▶ WRITTEN TASK:
Every line of the data must be copied exactly.

▶ DATASET EXCERPTS:
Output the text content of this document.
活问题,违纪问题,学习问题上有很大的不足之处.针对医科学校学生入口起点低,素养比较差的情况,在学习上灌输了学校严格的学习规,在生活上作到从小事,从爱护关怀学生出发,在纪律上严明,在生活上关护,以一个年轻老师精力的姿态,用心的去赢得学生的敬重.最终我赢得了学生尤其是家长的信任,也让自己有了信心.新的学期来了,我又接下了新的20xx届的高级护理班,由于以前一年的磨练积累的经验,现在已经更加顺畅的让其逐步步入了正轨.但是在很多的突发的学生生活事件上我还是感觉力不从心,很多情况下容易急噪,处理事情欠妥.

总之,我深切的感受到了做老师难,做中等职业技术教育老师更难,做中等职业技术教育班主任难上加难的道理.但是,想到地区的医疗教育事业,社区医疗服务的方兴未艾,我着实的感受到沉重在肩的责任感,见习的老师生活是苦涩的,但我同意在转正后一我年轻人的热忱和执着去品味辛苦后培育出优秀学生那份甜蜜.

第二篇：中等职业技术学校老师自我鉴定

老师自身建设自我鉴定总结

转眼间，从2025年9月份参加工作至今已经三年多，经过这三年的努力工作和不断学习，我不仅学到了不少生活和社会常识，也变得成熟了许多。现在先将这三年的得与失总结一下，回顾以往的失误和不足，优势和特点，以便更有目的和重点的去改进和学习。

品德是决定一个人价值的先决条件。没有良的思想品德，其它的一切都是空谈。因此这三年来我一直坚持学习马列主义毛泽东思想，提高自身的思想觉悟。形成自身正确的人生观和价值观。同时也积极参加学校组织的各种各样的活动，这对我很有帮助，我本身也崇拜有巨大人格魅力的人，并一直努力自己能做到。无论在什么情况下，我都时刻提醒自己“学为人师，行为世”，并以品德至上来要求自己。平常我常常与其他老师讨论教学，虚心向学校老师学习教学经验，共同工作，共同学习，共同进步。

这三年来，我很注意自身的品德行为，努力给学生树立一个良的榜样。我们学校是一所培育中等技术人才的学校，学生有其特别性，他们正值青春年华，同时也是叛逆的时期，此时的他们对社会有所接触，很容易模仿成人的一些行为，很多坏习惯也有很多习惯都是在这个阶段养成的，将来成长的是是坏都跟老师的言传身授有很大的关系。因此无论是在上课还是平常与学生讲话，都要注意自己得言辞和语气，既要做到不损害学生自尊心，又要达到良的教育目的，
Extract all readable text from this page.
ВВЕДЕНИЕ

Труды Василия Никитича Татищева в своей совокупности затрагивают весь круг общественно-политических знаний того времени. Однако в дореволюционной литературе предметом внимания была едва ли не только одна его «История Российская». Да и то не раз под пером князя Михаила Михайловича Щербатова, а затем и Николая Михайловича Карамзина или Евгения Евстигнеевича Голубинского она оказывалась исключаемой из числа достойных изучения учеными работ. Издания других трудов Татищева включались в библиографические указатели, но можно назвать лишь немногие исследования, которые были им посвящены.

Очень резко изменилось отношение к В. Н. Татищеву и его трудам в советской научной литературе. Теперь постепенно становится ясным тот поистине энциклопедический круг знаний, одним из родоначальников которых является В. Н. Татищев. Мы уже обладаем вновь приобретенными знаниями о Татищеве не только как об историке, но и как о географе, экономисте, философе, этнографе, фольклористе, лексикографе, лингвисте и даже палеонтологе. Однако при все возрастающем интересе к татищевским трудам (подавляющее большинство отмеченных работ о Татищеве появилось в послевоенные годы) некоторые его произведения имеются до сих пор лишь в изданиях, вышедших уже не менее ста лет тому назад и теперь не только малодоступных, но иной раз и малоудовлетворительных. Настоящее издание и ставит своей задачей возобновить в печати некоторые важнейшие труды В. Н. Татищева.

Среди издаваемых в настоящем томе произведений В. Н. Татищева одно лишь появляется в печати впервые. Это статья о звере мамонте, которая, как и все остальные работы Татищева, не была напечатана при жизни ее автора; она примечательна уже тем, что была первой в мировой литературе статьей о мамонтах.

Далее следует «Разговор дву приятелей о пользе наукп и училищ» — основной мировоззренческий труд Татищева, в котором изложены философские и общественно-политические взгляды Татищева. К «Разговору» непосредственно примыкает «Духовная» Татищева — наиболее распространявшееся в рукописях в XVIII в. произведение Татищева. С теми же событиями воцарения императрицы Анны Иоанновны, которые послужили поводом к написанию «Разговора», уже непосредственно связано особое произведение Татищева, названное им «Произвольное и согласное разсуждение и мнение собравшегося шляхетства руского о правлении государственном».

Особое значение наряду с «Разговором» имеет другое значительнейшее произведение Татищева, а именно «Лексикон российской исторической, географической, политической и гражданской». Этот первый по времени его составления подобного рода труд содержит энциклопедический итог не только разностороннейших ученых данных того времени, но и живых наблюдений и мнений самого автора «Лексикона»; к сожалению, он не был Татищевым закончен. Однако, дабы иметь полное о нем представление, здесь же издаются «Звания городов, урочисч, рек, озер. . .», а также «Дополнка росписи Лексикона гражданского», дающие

▶ RESULT OF THIS TASK:
Output the text content of this document.
活问题,违纪问题,学习问题上有很大的不足之处.针对医科学校学生入口起点低,素养比较差的情况,在学习上灌输了学校严格的学习规,在生活上作到从小事,从爱护关怀学生出发,在纪律上严明,在生活上关护,以一个年轻老师精力的姿态,用心的去赢得学生的敬重.最终我赢得了学生尤其是家长的信任,也让自己有了信心.新的学期来了,我又接下了新的20xx届的高级护理班,由于以前一年的磨练积累的经验,现在已经更加顺畅的让其逐步步入了正轨.但是在很多的突发的学生生活事件上我还是感觉力不从心,很多情况下容易急噪,处理事情欠妥.

总之,我深切的感受到了做老师难,做中等职业技术教育老师更难,做中等职业技术教育班主任难上加难的道理.但是,想到地区的医疗教育事业,社区医疗服务的方兴未艾,我着实的感受到沉重在肩的责任感,见习的老师生活是苦涩的,但我同意在转正后一我年轻人的热忱和执着去品味辛苦后培育出优秀学生那份甜蜜.

第二篇：中等职业技术学校老师自我鉴定

老师自身建设自我鉴定总结

转眼间，从2025年9月份参加工作至今已经三年多，经过这三年的努力工作和不断学习，我不仅学到了不少生活和社会常识，也变得成熟了许多。现在先将这三年的得与失总结一下，回顾以往的失误和不足，优势和特点，以便更有目的和重点的去改进和学习。

品德是决定一个人价值的先决条件。没有良的思想品德，其它的一切都是空谈。因此这三年来我一直坚持学习马列主义毛泽东思想，提高自身的思想觉悟。形成自身正确的人生观和价值观。同时也积极参加学校组织的各种各样的活动，这对我很有帮助，我本身也崇拜有巨大人格魅力的人，并一直努力自己能做到。无论在什么情况下，我都时刻提醒自己“学为人师，行为世”，并以品德至上来要求自己。平常我常常与其他老师讨论教学，虚心向学校老师学习教学经验，共同工作，共同学习，共同进步。

这三年来，我很注意自身的品德行为，努力给学生树立一个良的榜样。我们学校是一所培育中等技术人才的学校，学生有其特别性，他们正值青春年华，同时也是叛逆的时期，此时的他们对社会有所接触，很容易模仿成人的一些行为，很多坏习惯也有很多习惯都是在这个阶段养成的，将来成长的是是坏都跟老师的言传身授有很大的关系。因此无论是在上课还是平常与学生讲话，都要注意自己得言辞和语气，既要做到不损害学生自尊心，又要达到良的教育目的，
Extract all readable text from this page.
ВВЕДЕНИЕ

Труды Василия Никитича Татищева в своей совокупности затрагивают весь круг общественно-политических знаний того времени. Однако в дореволюционной литературе предметом внимания была едва ли не только одна его «История Российская». Да и то не раз под пером князя Михаила Михайловича Щербатова, а затем и Николая Михайловича Карамзина или Евгения Евстигнеевича Голубинского она оказывалась исключаемой из числа достойных изучения учеными работ. Издания других трудов Татищева включались в библиографические указатели, но можно назвать лишь немногие исследования, которые были им посвящены.

Очень резко изменилось отношение к В. Н. Татищеву и его трудам в советской научной литературе. Теперь постепенно становится ясным тот поистине энциклопедический круг знаний, одним из родоначальников которых является В. Н. Татищев. Мы уже обладаем вновь приобретенными знаниями о Татищеве не только как об историке, но и как о географе, экономисте, философе, этнографе, фольклористе, лексикографе, лингвисте и даже палеонтологе. Однако при все возрастающем интересе к татищевским трудам (подавляющее большинство отмеченных работ о Татищеве появилось в послевоенные годы) некоторые его произведения имеются до сих пор лишь в изданиях, вышедших уже не менее ста лет тому назад и теперь не только малодоступных, но иной раз и малоудовлетворительных. Настоящее издание и ставит своей задачей возобновить в печати некоторые важнейшие труды В. Н. Татищева.

Среди издаваемых в настоящем томе произведений В. Н. Татищева одно лишь появляется в печати впервые. Это статья о звере мамонте, которая, как и все остальные работы Татищева, не была напечатана при жизни ее автора; она примечательна уже тем, что была первой в мировой литературе статьей о мамонтах.

Далее следует «Разговор дву приятелей о пользе наукп и училищ» — основной мировоззренческий труд Татищева, в котором изложены философские и общественно-политические взгляды Татищева. К «Разговору» непосредственно примыкает «Духовная» Татищева — наиболее распространявшееся в рукописях в XVIII в. произведение Татищева. С теми же событиями воцарения императрицы Анны Иоанновны, которые послужили поводом к написанию «Разговора», уже непосредственно связано особое произведение Татищева, названное им «Произвольное и согласное разсуждение и мнение собравшегося шляхетства руского о правлении государственном».

Особое значение наряду с «Разговором» имеет другое значительнейшее произведение Татищева, а именно «Лексикон российской исторической, географической, политической и гражданской». Этот первый по времени его составления подобного рода труд содержит энциклопедический итог не только разностороннейших ученых данных того времени, но и живых наблюдений и мнений самого автора «Лексикона»; к сожалению, он не был Татищевым закончен. Однако, дабы иметь полное о нем представление, здесь же издаются «Звания городов, урочисч, рек, озер. . .», а также «Дополнка росписи Лексикона гражданского», дающие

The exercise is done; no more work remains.